** Begin Extracted material **
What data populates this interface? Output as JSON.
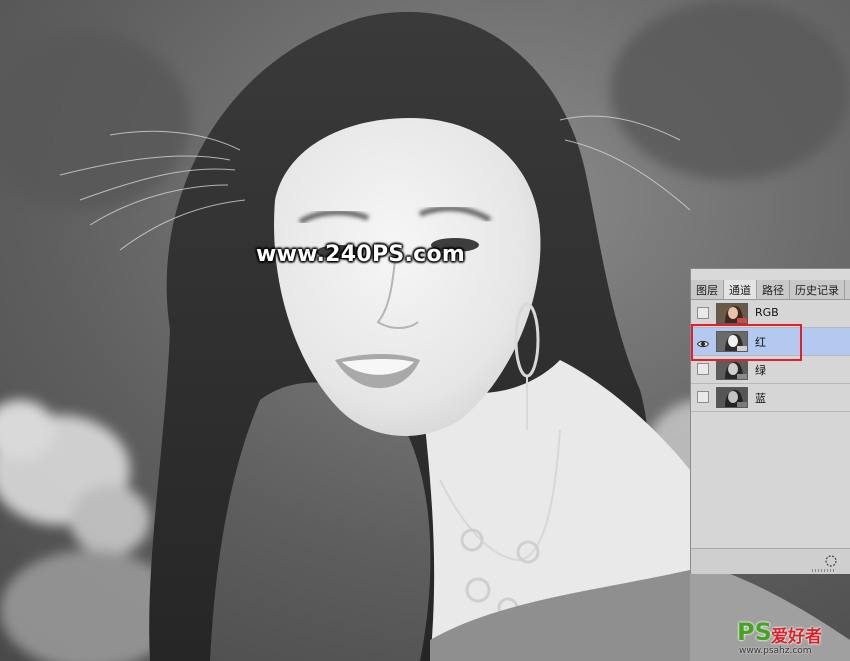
{
  "watermark": "www.240PS.com",
  "channels_panel": {
    "tabs": [
      {
        "label": "图层",
        "active": false
      },
      {
        "label": "通道",
        "active": true
      },
      {
        "label": "路径",
        "active": false
      },
      {
        "label": "历史记录",
        "active": false
      }
    ],
    "channels": [
      {
        "label": "RGB",
        "visible": false,
        "selected": false
      },
      {
        "label": "红",
        "visible": true,
        "selected": true
      },
      {
        "label": "绿",
        "visible": false,
        "selected": false
      },
      {
        "label": "蓝",
        "visible": false,
        "selected": false
      }
    ],
    "selection_color": "#b4c9f0"
  },
  "annotation": {
    "highlight_color": "#e0202f"
  },
  "logo": {
    "ps": "PS",
    "name": "爱好者",
    "url": "www.psahz.com"
  },
  "icons": [
    "eye-icon",
    "load-channel-as-selection-icon",
    "resize-grip-icon"
  ]
}
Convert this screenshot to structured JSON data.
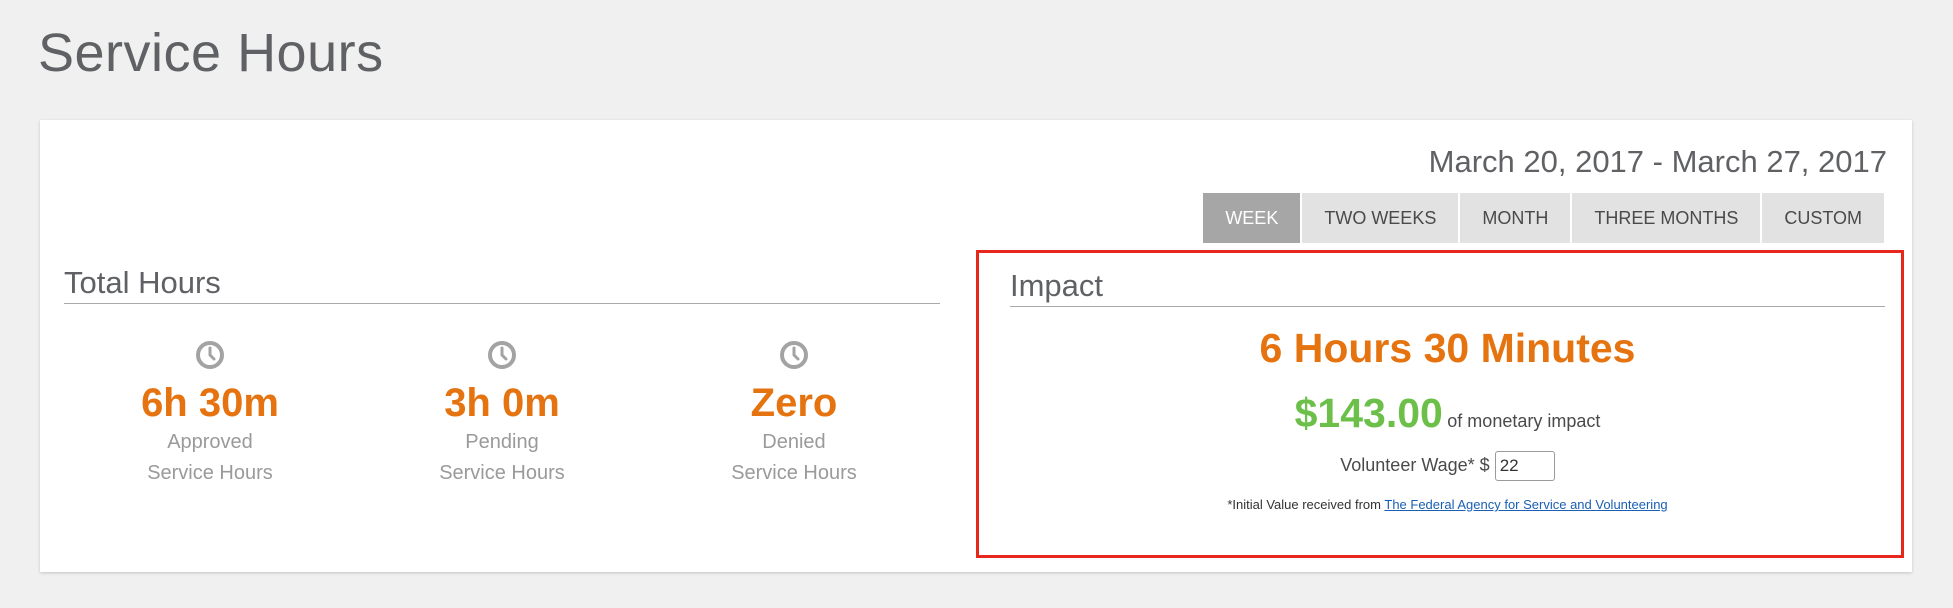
{
  "page": {
    "title": "Service Hours"
  },
  "date_range": "March 20, 2017 - March 27, 2017",
  "range_tabs": [
    {
      "label": "WEEK",
      "active": true
    },
    {
      "label": "TWO WEEKS",
      "active": false
    },
    {
      "label": "MONTH",
      "active": false
    },
    {
      "label": "THREE MONTHS",
      "active": false
    },
    {
      "label": "CUSTOM",
      "active": false
    }
  ],
  "total_hours": {
    "title": "Total Hours",
    "stats": [
      {
        "icon": "clock-icon",
        "value": "6h 30m",
        "label_line1": "Approved",
        "label_line2": "Service Hours"
      },
      {
        "icon": "clock-icon",
        "value": "3h 0m",
        "label_line1": "Pending",
        "label_line2": "Service Hours"
      },
      {
        "icon": "clock-icon",
        "value": "Zero",
        "label_line1": "Denied",
        "label_line2": "Service Hours"
      }
    ]
  },
  "impact": {
    "title": "Impact",
    "hours_text": "6 Hours 30 Minutes",
    "monetary_value": "$143.00",
    "monetary_label": "of monetary impact",
    "wage_label": "Volunteer Wage* $",
    "wage_value": "22",
    "footnote_prefix": "*Initial Value received from",
    "footnote_link": "The Federal Agency for Service and Volunteering"
  },
  "colors": {
    "accent_orange": "#e5730f",
    "money_green": "#6cc04a",
    "highlight_red": "#e8271c",
    "active_tab": "#a6a6a6"
  }
}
** End Extracted material **
(Task details) Repeat each entry above word for word, leaving every picture out.

(Answer to this exercise)
What data populates this interface? Output as JSON.
{
  "watermark": "www.240PS.com",
  "channels_panel": {
    "tabs": [
      {
        "label": "图层",
        "active": false
      },
      {
        "label": "通道",
        "active": true
      },
      {
        "label": "路径",
        "active": false
      },
      {
        "label": "历史记录",
        "active": false
      }
    ],
    "channels": [
      {
        "label": "RGB",
        "visible": false,
        "selected": false
      },
      {
        "label": "红",
        "visible": true,
        "selected": true
      },
      {
        "label": "绿",
        "visible": false,
        "selected": false
      },
      {
        "label": "蓝",
        "visible": false,
        "selected": false
      }
    ],
    "selection_color": "#b4c9f0"
  },
  "annotation": {
    "highlight_color": "#e0202f"
  },
  "logo": {
    "ps": "PS",
    "name": "爱好者",
    "url": "www.psahz.com"
  },
  "icons": [
    "eye-icon",
    "load-channel-as-selection-icon",
    "resize-grip-icon"
  ]
}
Convert this screenshot to structured JSON data.
{
  "page": {
    "title": "Service Hours"
  },
  "date_range": "March 20, 2017 - March 27, 2017",
  "range_tabs": [
    {
      "label": "WEEK",
      "active": true
    },
    {
      "label": "TWO WEEKS",
      "active": false
    },
    {
      "label": "MONTH",
      "active": false
    },
    {
      "label": "THREE MONTHS",
      "active": false
    },
    {
      "label": "CUSTOM",
      "active": false
    }
  ],
  "total_hours": {
    "title": "Total Hours",
    "stats": [
      {
        "icon": "clock-icon",
        "value": "6h 30m",
        "label_line1": "Approved",
        "label_line2": "Service Hours"
      },
      {
        "icon": "clock-icon",
        "value": "3h 0m",
        "label_line1": "Pending",
        "label_line2": "Service Hours"
      },
      {
        "icon": "clock-icon",
        "value": "Zero",
        "label_line1": "Denied",
        "label_line2": "Service Hours"
      }
    ]
  },
  "impact": {
    "title": "Impact",
    "hours_text": "6 Hours 30 Minutes",
    "monetary_value": "$143.00",
    "monetary_label": "of monetary impact",
    "wage_label": "Volunteer Wage* $",
    "wage_value": "22",
    "footnote_prefix": "*Initial Value received from",
    "footnote_link": "The Federal Agency for Service and Volunteering"
  },
  "colors": {
    "accent_orange": "#e5730f",
    "money_green": "#6cc04a",
    "highlight_red": "#e8271c",
    "active_tab": "#a6a6a6"
  }
}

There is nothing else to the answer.